Task prompt => Transcribe the records exactly. Pictures do not belong in the transcription.

** Begin Information supplied **

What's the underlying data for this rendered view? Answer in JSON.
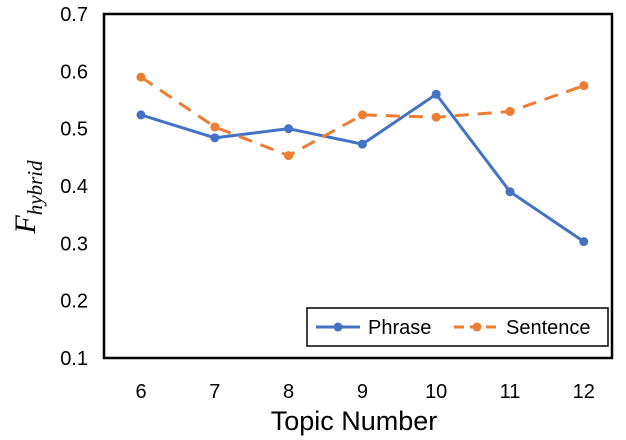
{
  "chart_data": {
    "type": "line",
    "xlabel": "Topic Number",
    "ylabel_base": "F",
    "ylabel_sub": "hybrid",
    "categories": [
      "6",
      "7",
      "8",
      "9",
      "10",
      "11",
      "12"
    ],
    "ylim": [
      0.1,
      0.7
    ],
    "yticks": [
      "0.1",
      "0.2",
      "0.3",
      "0.4",
      "0.5",
      "0.6",
      "0.7"
    ],
    "grid": false,
    "legend_position": "bottom-right",
    "series": [
      {
        "name": "Phrase",
        "color": "#4472C4",
        "dash": "solid",
        "values": [
          0.524,
          0.484,
          0.5,
          0.473,
          0.56,
          0.39,
          0.303
        ]
      },
      {
        "name": "Sentence",
        "color": "#ED7D31",
        "dash": "dashed",
        "values": [
          0.59,
          0.503,
          0.453,
          0.524,
          0.52,
          0.53,
          0.575
        ]
      }
    ]
  }
}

** End Information supplied **

Correct response =>
What's the underlying data for this rendered view? Answer in JSON.
{
  "chart_data": {
    "type": "line",
    "xlabel": "Topic Number",
    "ylabel_base": "F",
    "ylabel_sub": "hybrid",
    "categories": [
      "6",
      "7",
      "8",
      "9",
      "10",
      "11",
      "12"
    ],
    "ylim": [
      0.1,
      0.7
    ],
    "yticks": [
      "0.1",
      "0.2",
      "0.3",
      "0.4",
      "0.5",
      "0.6",
      "0.7"
    ],
    "grid": false,
    "legend_position": "bottom-right",
    "series": [
      {
        "name": "Phrase",
        "color": "#4472C4",
        "dash": "solid",
        "values": [
          0.524,
          0.484,
          0.5,
          0.473,
          0.56,
          0.39,
          0.303
        ]
      },
      {
        "name": "Sentence",
        "color": "#ED7D31",
        "dash": "dashed",
        "values": [
          0.59,
          0.503,
          0.453,
          0.524,
          0.52,
          0.53,
          0.575
        ]
      }
    ]
  }
}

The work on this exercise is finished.